THE DATA.
((
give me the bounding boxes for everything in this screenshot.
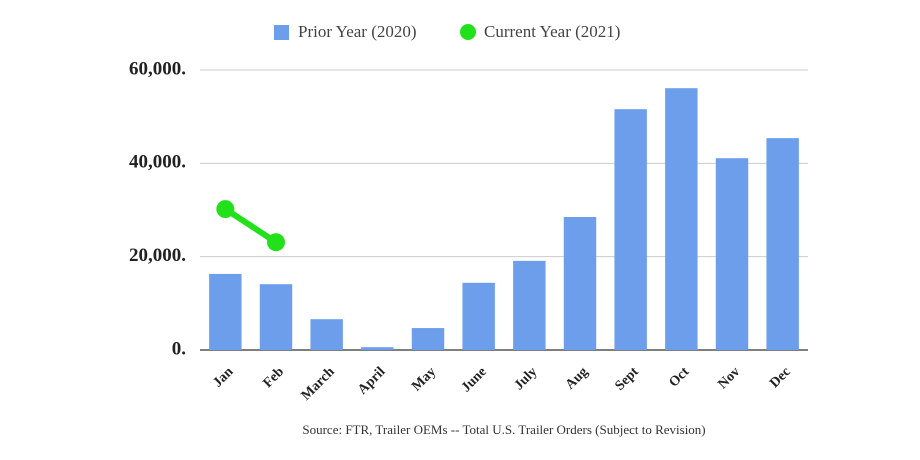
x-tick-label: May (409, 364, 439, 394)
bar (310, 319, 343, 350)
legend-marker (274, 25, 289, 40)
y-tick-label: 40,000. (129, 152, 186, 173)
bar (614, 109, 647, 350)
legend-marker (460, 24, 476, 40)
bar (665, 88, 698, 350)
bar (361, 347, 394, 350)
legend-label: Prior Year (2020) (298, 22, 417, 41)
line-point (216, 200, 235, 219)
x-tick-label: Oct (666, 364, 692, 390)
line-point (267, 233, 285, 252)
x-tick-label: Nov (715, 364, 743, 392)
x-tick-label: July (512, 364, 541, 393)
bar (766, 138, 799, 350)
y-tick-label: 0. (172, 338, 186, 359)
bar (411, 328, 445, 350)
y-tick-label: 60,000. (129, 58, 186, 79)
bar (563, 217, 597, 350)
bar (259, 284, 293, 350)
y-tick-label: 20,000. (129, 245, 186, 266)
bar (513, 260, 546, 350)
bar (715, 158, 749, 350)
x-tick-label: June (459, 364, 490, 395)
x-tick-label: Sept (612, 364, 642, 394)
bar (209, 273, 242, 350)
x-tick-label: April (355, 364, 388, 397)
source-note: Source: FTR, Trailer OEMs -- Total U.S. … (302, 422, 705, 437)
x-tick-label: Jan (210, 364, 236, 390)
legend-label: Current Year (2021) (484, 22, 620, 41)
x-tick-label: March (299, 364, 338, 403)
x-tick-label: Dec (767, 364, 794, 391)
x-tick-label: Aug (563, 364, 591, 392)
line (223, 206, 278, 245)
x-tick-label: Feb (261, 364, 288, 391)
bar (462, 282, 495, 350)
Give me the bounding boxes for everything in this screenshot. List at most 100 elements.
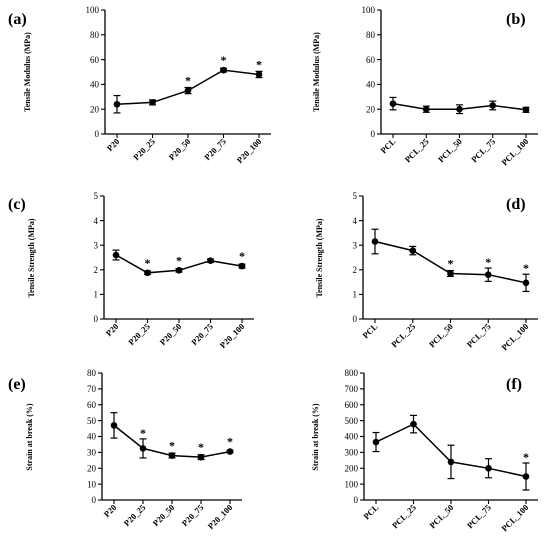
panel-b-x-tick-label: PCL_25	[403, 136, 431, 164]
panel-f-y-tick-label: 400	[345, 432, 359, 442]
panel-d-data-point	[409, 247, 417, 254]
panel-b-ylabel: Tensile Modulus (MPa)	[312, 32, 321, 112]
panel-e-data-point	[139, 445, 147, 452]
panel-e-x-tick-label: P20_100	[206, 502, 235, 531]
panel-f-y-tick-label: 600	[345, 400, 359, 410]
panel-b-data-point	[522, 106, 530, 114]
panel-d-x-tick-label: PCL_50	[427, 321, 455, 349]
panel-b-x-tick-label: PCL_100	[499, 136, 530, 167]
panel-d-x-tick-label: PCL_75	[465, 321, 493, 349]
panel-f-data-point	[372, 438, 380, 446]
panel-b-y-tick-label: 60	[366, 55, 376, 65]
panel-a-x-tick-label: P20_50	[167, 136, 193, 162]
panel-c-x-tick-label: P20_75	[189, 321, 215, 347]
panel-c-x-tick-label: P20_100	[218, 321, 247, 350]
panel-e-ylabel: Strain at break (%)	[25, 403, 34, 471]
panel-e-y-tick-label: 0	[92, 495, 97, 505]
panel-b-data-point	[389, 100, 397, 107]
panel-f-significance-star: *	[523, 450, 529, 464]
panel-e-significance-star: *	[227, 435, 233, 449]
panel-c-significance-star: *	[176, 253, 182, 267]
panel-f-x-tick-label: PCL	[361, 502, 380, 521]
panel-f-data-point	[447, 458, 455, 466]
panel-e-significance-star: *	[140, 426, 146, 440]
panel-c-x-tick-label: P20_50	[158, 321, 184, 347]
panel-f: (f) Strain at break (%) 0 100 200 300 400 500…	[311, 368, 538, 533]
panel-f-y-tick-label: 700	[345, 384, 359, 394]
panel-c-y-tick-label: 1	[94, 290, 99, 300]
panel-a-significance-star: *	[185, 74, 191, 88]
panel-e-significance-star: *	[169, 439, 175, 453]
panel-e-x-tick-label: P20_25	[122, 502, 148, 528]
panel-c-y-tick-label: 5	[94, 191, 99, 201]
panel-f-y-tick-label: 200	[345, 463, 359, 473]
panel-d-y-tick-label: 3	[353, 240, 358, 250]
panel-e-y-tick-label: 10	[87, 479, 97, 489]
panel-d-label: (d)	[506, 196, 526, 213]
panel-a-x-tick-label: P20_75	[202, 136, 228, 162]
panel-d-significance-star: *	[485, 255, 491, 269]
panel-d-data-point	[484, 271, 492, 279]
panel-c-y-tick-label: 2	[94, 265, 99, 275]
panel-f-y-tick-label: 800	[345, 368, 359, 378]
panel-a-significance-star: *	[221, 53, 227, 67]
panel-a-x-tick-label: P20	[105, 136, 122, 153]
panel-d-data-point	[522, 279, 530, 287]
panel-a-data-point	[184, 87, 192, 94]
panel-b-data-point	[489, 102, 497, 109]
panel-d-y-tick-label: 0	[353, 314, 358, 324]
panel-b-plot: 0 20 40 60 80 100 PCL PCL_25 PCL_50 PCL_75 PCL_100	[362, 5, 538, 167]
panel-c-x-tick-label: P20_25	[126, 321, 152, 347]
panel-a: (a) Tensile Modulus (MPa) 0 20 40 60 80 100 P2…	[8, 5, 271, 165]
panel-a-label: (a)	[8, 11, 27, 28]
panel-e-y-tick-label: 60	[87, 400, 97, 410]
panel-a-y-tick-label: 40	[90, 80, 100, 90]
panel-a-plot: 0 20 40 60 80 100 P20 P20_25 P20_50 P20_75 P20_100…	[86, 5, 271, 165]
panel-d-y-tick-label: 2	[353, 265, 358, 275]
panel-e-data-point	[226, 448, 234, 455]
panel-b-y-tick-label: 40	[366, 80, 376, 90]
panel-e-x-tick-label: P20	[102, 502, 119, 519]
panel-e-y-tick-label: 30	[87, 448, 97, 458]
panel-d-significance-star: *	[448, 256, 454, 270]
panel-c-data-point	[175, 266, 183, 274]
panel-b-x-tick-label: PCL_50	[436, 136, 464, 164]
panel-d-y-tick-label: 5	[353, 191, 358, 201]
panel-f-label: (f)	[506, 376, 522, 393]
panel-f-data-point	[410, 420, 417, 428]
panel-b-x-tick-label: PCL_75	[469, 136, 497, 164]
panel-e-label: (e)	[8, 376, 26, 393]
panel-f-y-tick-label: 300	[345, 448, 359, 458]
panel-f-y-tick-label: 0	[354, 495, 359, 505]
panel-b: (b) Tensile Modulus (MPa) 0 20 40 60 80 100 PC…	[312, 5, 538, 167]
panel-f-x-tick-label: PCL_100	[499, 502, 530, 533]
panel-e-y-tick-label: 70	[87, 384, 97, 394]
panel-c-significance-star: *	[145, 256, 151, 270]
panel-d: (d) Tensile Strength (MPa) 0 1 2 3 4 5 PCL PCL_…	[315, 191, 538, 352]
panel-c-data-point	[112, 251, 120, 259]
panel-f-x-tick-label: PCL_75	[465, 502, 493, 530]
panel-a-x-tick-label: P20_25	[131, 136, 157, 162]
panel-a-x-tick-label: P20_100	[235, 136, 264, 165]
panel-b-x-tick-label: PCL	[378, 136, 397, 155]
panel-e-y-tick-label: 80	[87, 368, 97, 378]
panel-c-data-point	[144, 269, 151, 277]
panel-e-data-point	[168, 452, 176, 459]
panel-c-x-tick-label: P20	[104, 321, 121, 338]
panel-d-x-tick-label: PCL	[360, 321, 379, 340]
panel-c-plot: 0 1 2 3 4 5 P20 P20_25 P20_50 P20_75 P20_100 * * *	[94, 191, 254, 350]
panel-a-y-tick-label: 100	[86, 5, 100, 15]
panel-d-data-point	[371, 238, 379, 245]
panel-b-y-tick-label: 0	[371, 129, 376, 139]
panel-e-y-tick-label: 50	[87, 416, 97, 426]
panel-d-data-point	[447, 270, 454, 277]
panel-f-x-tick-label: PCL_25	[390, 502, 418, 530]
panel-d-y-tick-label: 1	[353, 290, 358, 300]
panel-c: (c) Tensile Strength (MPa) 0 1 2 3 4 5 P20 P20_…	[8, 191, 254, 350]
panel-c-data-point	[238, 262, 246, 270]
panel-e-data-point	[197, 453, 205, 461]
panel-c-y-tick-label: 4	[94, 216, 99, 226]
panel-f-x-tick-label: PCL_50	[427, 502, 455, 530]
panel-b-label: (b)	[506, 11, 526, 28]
))
((
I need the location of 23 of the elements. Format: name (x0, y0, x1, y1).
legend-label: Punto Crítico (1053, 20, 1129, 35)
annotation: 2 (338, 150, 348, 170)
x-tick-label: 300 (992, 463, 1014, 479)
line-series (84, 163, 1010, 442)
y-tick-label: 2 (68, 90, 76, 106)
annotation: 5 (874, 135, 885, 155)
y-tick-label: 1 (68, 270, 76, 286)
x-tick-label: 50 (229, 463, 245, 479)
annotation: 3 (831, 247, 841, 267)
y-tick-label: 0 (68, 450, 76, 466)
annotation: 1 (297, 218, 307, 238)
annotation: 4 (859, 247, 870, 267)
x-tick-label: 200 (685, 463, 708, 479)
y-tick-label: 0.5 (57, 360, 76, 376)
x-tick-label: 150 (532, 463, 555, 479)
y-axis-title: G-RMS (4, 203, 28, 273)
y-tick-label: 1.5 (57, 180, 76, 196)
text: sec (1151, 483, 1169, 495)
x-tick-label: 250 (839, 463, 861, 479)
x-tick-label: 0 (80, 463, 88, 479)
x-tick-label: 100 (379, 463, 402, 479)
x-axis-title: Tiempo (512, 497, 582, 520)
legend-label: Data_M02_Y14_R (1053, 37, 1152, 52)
))
((
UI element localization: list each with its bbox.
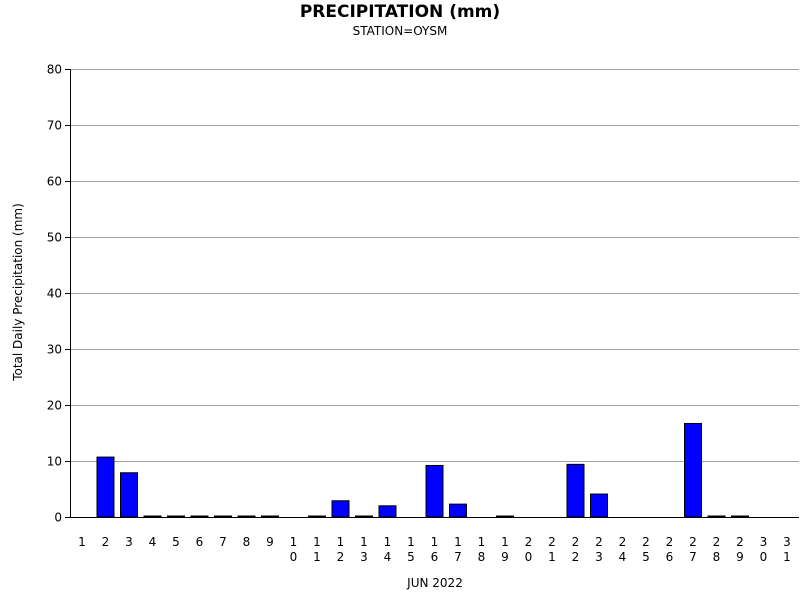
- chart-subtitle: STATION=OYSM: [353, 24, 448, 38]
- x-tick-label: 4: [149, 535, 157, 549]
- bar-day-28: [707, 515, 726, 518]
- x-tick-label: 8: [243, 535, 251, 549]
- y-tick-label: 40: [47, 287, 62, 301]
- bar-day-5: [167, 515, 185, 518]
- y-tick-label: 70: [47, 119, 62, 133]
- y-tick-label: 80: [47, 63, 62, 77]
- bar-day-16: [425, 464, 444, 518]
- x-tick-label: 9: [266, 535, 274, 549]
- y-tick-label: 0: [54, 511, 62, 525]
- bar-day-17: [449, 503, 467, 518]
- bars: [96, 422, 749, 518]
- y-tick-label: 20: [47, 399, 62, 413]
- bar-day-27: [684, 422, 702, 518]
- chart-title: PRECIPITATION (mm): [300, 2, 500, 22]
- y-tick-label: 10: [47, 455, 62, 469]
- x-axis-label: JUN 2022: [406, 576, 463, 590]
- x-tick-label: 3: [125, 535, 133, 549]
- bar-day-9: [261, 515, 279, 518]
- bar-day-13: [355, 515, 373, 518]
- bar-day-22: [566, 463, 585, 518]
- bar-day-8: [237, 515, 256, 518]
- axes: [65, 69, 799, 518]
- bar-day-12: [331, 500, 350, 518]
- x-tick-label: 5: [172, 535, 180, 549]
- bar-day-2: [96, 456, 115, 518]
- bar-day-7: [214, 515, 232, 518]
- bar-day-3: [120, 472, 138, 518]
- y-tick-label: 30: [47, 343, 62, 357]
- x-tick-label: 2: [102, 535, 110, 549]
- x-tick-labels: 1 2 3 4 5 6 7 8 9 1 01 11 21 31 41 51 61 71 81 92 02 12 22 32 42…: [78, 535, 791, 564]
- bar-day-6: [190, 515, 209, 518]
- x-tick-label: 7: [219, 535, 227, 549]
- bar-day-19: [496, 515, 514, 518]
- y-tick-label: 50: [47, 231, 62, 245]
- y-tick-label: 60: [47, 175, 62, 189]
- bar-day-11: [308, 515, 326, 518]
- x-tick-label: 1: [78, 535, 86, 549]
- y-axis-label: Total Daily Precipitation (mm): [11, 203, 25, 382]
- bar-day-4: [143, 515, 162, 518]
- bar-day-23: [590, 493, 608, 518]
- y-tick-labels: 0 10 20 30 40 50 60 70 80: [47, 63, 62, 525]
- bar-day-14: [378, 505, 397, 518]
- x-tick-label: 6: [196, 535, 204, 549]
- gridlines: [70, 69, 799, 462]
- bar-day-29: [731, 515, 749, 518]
))
Please gather every line of the material above that contains the string "star", and treat uppercase and lowercase as different.

panel-f-significance-star: *	[523, 450, 529, 464]
panel-e-significance-star: *	[227, 435, 233, 449]
panel-c-significance-star: *	[176, 253, 182, 267]
panel-e-significance-star: *	[140, 426, 146, 440]
panel-a-significance-star: *	[185, 74, 191, 88]
panel-e-significance-star: *	[169, 439, 175, 453]
panel-d-significance-star: *	[485, 255, 491, 269]
panel-a-significance-star: *	[221, 53, 227, 67]
panel-d-significance-star: *	[448, 256, 454, 270]
panel-c-significance-star: *	[145, 256, 151, 270]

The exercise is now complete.